> **Instructions to follow**:
Select, from the data, each line where "text" occurs.

-- START OF Recorded data --

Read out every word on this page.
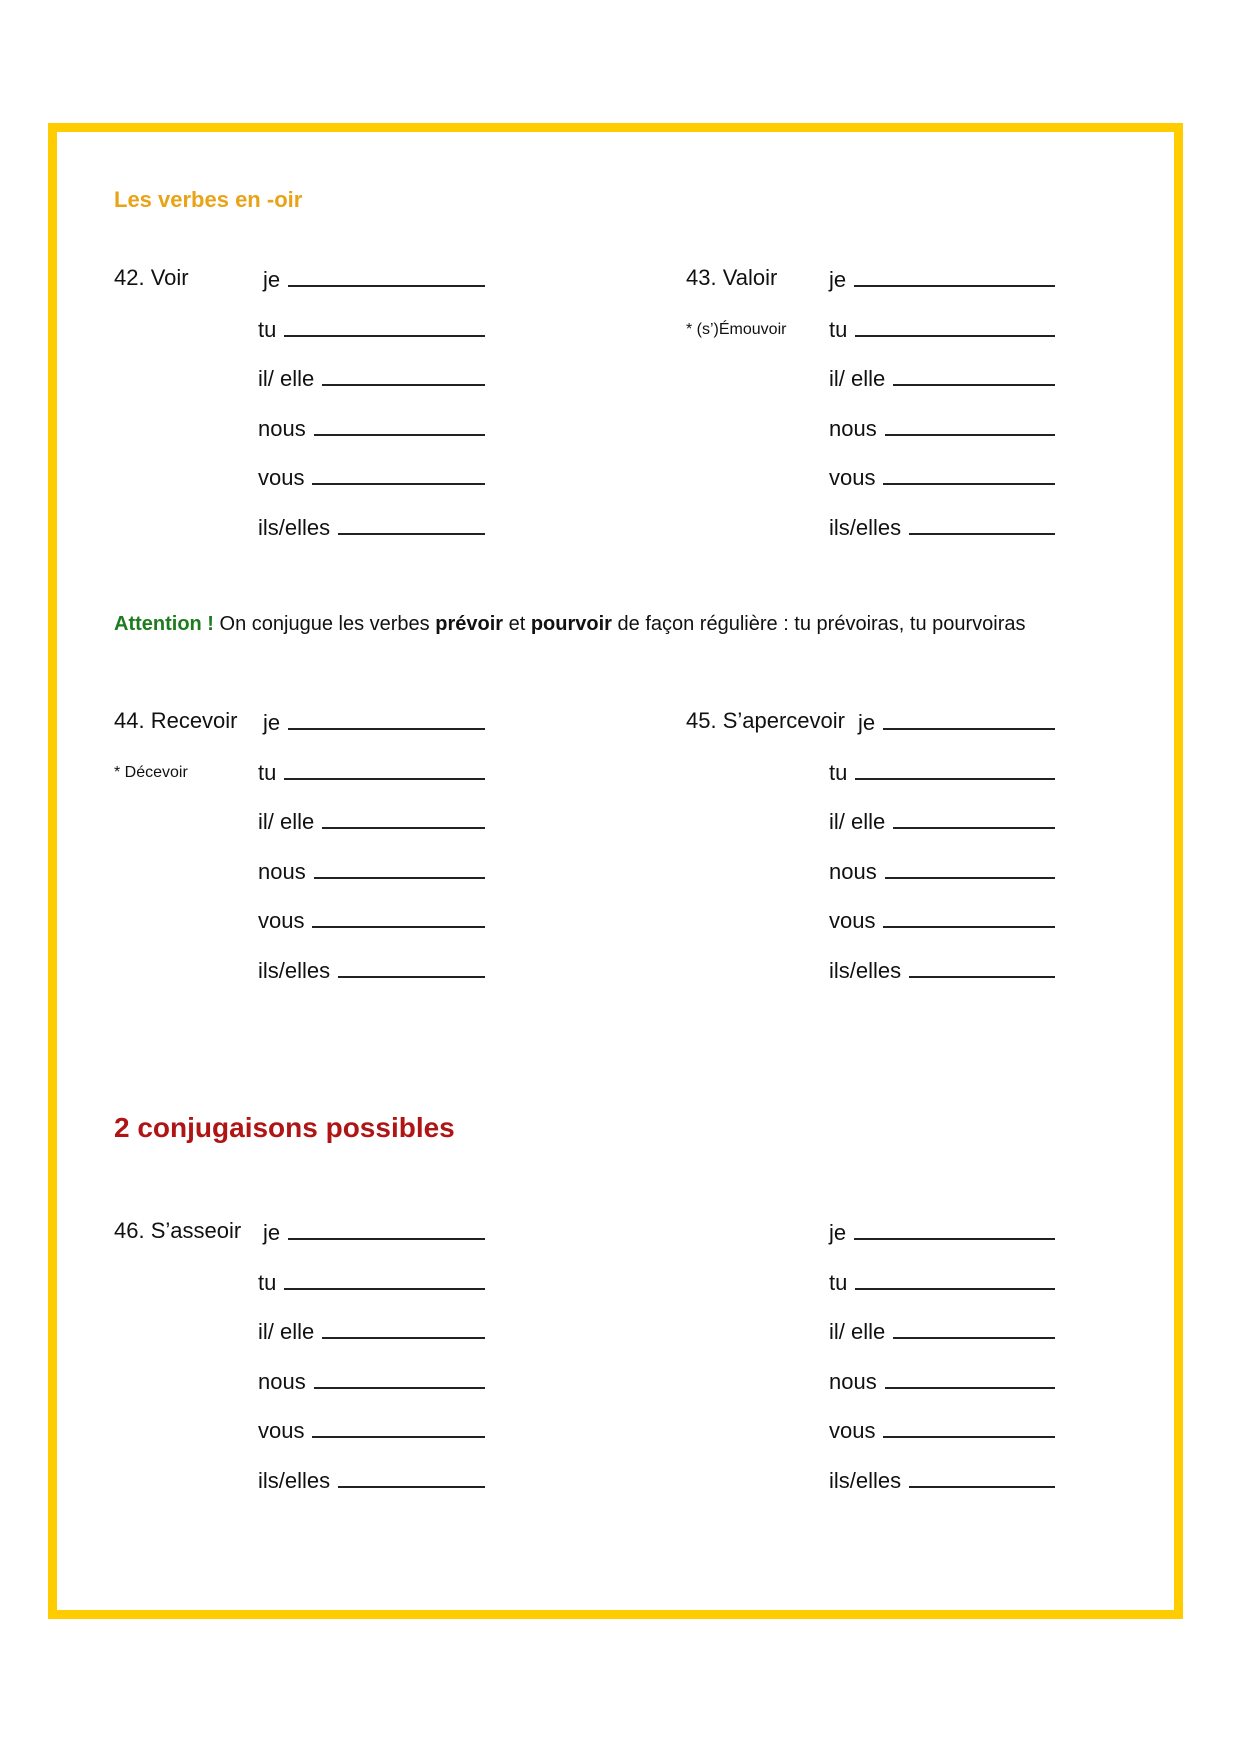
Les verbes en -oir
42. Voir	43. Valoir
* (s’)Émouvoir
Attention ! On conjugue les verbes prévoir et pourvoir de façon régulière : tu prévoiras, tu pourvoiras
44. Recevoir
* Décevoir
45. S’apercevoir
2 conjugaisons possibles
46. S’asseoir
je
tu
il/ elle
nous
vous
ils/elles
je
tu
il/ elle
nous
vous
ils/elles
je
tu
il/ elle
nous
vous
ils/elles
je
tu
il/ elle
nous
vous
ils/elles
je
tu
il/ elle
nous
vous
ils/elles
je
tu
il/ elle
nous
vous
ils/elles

-- END OF Recorded data --
-- START OF Recorded data --

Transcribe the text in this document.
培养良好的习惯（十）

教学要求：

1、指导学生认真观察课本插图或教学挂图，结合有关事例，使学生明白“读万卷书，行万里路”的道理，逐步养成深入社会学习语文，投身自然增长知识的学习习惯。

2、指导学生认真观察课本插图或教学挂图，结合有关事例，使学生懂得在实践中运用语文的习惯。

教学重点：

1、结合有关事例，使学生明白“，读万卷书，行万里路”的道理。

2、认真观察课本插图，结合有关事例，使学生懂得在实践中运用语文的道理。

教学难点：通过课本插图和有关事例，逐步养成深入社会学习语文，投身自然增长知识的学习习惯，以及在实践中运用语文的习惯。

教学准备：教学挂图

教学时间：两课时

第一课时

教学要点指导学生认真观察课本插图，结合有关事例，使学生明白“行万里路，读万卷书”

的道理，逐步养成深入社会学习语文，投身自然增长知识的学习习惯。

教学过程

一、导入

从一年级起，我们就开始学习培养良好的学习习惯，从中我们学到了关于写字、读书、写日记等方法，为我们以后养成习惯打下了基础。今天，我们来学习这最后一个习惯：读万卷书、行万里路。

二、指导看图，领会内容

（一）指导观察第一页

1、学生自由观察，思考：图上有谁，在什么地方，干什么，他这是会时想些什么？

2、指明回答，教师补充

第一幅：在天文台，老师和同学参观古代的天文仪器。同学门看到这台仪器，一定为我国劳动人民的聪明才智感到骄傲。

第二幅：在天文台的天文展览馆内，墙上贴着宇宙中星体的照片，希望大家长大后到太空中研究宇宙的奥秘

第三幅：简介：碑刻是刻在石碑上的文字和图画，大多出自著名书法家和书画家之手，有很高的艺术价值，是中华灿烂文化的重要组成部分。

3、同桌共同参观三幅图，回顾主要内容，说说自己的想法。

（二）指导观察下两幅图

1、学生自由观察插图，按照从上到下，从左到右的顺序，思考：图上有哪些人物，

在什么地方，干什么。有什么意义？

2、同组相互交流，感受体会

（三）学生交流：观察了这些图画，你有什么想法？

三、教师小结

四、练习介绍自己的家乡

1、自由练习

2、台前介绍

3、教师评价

-- END OF Recorded data --
-- START OF Recorded data --

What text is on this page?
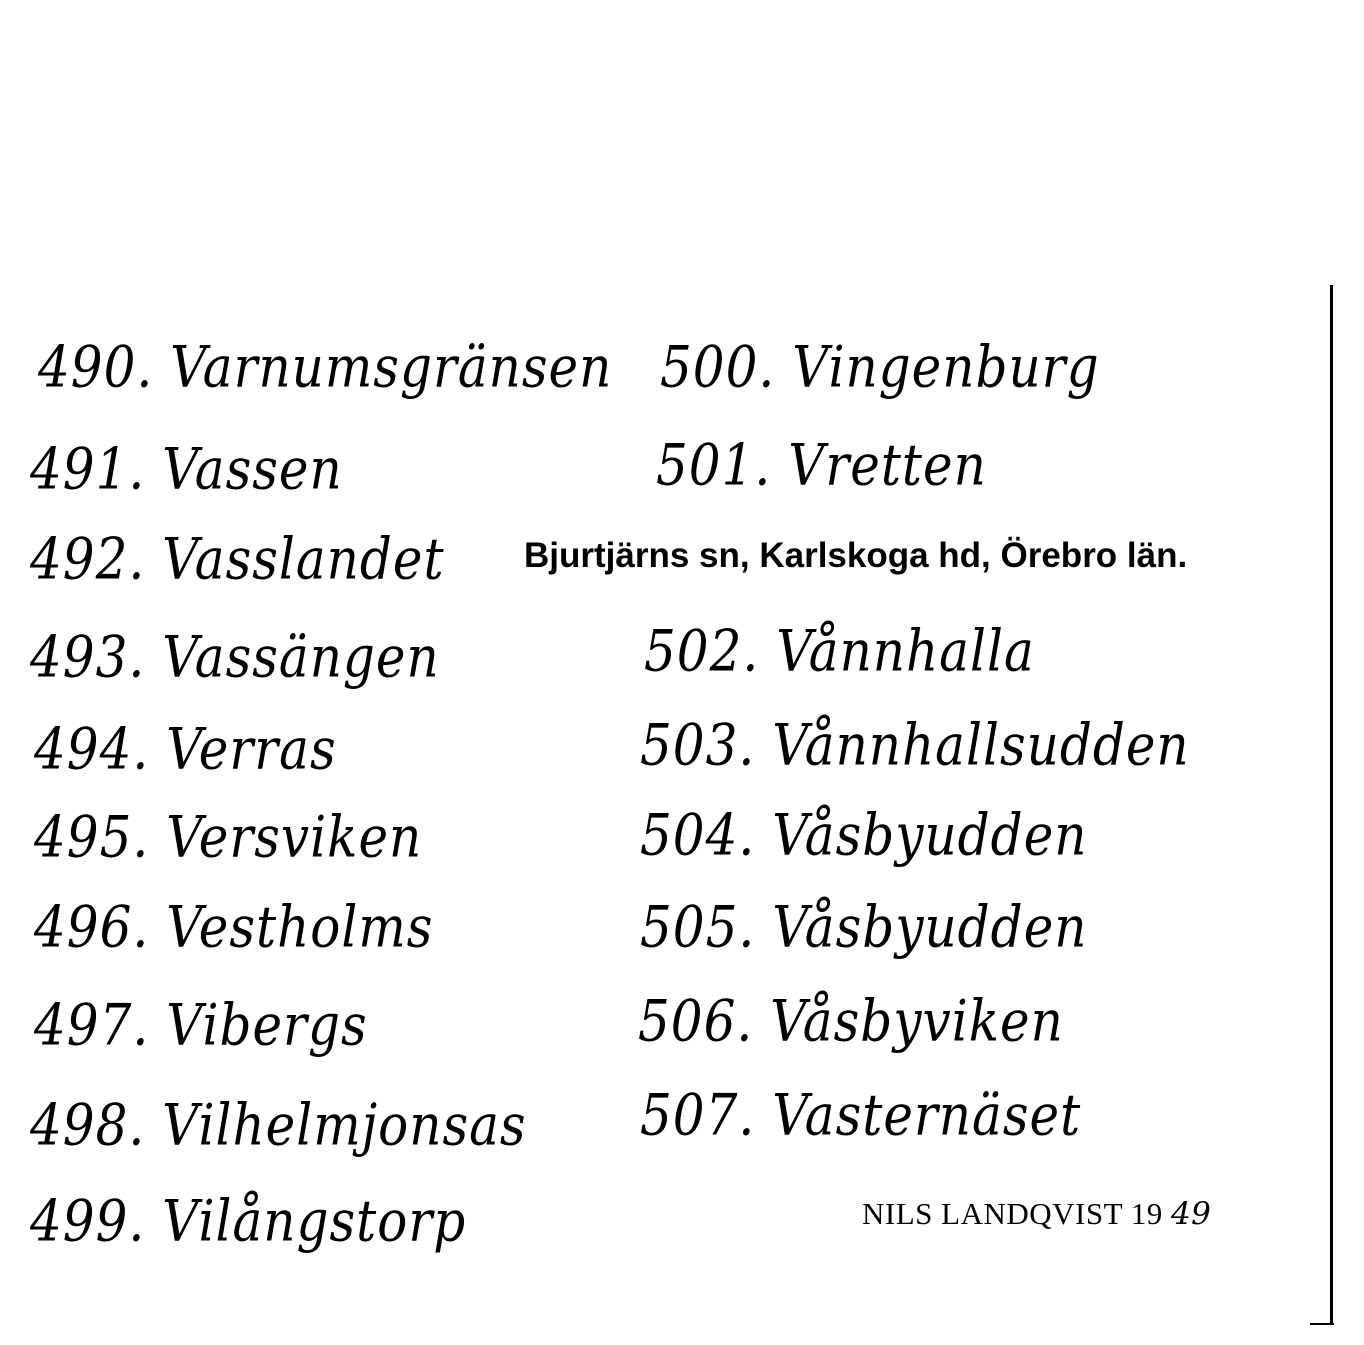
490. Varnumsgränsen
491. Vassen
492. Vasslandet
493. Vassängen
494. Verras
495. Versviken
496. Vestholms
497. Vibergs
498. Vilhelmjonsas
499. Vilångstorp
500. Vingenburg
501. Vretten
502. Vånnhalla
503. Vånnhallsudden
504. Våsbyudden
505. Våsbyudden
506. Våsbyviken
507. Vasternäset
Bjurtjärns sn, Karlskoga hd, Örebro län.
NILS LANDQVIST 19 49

-- END OF Recorded data --

> **The completed task**:
Transcribe the text in this document.
What text is on this page?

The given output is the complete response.